Can you copy out verbatim the entries below, from the line containing "Segment this screenshot: for" up to and including the line containing "y-tick-label: 0 [65, 460, 74, 476]"?

——————————

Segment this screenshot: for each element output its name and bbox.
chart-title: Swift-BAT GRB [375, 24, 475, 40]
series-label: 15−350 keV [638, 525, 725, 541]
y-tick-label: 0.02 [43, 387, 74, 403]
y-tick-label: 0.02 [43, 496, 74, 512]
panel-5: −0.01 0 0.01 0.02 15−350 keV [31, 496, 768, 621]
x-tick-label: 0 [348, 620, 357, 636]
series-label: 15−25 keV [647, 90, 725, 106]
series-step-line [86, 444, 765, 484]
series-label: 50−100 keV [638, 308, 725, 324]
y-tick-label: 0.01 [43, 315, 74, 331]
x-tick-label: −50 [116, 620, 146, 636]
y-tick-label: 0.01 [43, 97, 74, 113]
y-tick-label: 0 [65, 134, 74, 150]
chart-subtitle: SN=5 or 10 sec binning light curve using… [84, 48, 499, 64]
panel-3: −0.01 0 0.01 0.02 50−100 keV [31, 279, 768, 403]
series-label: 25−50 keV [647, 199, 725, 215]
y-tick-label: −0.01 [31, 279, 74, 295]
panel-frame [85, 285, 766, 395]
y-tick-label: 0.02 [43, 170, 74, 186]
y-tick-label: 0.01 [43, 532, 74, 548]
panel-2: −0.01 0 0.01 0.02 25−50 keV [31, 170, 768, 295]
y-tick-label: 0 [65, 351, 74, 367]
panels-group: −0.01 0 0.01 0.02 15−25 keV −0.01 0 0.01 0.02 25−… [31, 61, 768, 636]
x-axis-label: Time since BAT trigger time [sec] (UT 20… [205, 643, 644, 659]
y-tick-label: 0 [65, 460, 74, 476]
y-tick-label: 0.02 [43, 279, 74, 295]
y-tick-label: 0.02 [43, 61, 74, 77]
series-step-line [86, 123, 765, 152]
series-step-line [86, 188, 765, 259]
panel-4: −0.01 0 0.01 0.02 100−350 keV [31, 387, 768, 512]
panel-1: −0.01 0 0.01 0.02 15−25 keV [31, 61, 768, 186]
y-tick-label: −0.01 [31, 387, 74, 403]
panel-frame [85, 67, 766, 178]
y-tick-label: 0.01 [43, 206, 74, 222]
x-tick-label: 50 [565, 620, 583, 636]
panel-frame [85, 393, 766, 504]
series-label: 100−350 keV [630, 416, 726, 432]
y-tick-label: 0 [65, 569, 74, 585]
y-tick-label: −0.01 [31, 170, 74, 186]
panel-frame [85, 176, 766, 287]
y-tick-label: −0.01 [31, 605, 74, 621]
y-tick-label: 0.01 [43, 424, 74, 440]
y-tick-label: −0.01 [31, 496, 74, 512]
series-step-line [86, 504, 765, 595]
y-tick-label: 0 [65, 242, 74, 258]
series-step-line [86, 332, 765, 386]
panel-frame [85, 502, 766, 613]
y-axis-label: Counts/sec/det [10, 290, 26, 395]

——————————

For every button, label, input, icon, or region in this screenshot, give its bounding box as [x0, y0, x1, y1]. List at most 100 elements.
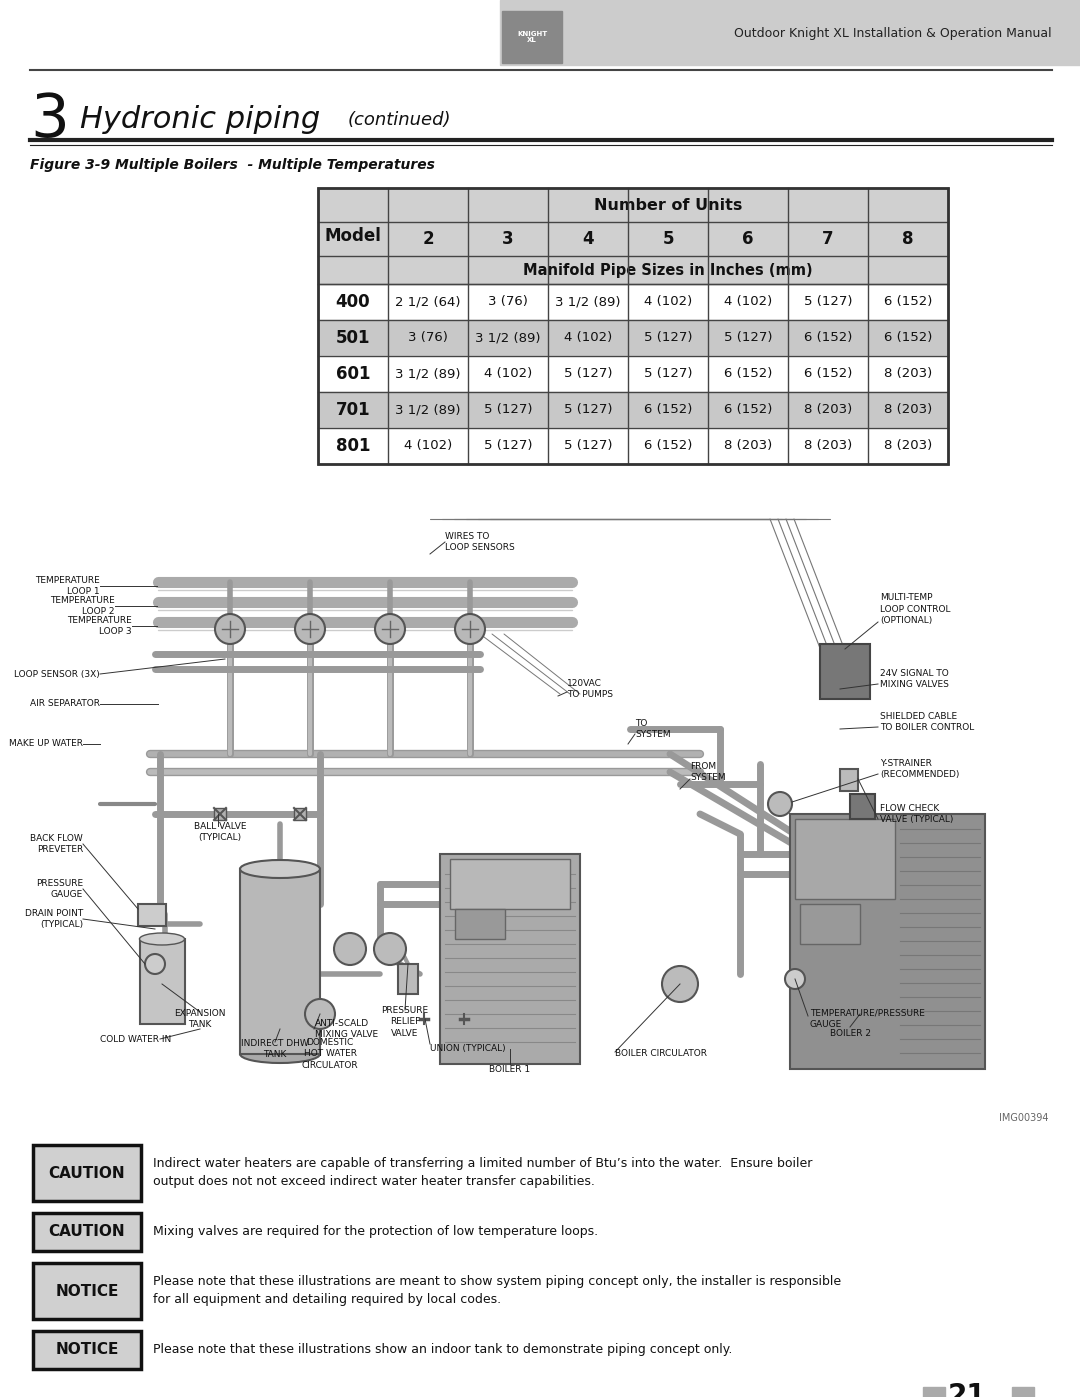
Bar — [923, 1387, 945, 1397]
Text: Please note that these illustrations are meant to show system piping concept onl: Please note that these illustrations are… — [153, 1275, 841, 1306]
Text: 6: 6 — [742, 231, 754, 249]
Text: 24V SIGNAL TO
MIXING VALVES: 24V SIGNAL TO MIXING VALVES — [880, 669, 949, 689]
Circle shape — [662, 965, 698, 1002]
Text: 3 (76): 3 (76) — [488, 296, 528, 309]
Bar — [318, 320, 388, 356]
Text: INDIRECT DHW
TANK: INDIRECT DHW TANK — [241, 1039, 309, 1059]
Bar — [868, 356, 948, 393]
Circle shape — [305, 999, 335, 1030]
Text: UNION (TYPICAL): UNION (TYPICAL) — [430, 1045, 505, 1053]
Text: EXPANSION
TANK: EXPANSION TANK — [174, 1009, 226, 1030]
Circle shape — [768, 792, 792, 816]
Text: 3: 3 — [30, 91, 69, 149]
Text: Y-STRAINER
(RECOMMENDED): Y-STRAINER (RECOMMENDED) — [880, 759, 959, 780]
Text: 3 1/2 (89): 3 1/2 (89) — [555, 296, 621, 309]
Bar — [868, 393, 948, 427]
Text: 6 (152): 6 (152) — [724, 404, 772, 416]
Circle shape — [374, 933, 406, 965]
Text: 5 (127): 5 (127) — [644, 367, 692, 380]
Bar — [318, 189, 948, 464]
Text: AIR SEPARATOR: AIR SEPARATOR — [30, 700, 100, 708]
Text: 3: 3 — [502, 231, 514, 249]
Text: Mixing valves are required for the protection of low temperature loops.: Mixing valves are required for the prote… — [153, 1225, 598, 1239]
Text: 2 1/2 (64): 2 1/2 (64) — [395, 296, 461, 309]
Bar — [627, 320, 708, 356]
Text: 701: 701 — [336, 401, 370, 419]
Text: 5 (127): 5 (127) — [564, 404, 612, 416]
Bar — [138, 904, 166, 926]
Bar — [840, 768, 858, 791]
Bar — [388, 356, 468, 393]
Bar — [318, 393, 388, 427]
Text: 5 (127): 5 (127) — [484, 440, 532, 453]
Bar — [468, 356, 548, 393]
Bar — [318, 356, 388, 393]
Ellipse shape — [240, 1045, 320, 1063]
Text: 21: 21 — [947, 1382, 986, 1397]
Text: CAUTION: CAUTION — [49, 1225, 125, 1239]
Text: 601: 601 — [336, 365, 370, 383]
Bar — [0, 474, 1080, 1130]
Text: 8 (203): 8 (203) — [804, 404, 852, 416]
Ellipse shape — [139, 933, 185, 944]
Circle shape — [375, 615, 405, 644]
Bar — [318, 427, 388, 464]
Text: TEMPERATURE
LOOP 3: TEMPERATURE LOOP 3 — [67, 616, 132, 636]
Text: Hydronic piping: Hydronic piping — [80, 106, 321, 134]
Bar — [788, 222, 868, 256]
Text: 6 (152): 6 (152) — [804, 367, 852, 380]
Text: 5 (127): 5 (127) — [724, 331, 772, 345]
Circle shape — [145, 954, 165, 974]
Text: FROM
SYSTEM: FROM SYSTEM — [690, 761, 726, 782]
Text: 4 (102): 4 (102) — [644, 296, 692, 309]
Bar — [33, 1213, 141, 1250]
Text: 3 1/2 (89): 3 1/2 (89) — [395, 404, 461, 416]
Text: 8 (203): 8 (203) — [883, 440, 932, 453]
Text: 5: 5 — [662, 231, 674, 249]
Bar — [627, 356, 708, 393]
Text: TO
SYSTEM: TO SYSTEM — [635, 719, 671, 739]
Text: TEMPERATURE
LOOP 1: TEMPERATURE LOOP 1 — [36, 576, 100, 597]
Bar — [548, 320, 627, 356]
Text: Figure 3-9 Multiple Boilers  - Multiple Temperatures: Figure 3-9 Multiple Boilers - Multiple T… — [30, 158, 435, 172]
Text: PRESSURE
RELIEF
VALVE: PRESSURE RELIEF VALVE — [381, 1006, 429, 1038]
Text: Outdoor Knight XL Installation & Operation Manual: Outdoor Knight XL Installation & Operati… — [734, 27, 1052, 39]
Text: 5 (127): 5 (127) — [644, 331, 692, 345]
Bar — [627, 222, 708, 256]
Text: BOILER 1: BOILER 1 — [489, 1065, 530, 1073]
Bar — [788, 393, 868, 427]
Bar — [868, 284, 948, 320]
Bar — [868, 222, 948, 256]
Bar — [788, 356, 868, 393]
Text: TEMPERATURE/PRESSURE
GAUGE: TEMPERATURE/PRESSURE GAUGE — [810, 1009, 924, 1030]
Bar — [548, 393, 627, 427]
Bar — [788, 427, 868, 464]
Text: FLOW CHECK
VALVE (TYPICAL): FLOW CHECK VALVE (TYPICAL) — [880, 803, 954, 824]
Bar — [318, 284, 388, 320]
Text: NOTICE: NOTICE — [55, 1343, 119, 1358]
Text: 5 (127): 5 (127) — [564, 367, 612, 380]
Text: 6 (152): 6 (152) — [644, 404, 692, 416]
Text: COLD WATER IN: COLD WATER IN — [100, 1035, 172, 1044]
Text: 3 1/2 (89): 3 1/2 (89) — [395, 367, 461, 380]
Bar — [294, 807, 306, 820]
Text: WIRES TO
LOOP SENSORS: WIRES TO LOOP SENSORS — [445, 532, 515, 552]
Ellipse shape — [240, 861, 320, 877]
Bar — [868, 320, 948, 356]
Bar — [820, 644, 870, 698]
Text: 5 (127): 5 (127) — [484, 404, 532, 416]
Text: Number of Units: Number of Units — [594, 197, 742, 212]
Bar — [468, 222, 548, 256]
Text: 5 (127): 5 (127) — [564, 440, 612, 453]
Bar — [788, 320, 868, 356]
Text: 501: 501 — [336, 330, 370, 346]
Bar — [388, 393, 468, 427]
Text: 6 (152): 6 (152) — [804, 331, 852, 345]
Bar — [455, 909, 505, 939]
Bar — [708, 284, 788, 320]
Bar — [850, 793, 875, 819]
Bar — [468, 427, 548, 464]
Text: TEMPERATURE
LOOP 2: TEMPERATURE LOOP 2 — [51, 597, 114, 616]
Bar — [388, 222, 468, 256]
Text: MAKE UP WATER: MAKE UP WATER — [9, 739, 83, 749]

——————————

- SOLUTION FOR THIS PROBLEM
Segment this screenshot: for each element output its name and bbox.
chart-title: Swift-BAT GRB [375, 24, 475, 40]
series-label: 15−350 keV [638, 525, 725, 541]
y-tick-label: 0.02 [43, 387, 74, 403]
y-tick-label: 0.02 [43, 496, 74, 512]
panel-5: −0.01 0 0.01 0.02 15−350 keV [31, 496, 768, 621]
x-tick-label: 0 [348, 620, 357, 636]
series-label: 15−25 keV [647, 90, 725, 106]
series-step-line [86, 444, 765, 484]
series-label: 50−100 keV [638, 308, 725, 324]
y-tick-label: 0.01 [43, 315, 74, 331]
x-tick-label: −50 [116, 620, 146, 636]
y-tick-label: 0.01 [43, 97, 74, 113]
y-tick-label: 0 [65, 134, 74, 150]
chart-subtitle: SN=5 or 10 sec binning light curve using… [84, 48, 499, 64]
panel-3: −0.01 0 0.01 0.02 50−100 keV [31, 279, 768, 403]
series-label: 25−50 keV [647, 199, 725, 215]
y-tick-label: −0.01 [31, 279, 74, 295]
panel-frame [85, 285, 766, 395]
y-tick-label: 0.02 [43, 170, 74, 186]
y-tick-label: 0.01 [43, 532, 74, 548]
panel-2: −0.01 0 0.01 0.02 25−50 keV [31, 170, 768, 295]
y-tick-label: 0 [65, 351, 74, 367]
panels-group: −0.01 0 0.01 0.02 15−25 keV −0.01 0 0.01 0.02 25−… [31, 61, 768, 636]
x-axis-label: Time since BAT trigger time [sec] (UT 20… [205, 643, 644, 659]
y-tick-label: 0 [65, 460, 74, 476]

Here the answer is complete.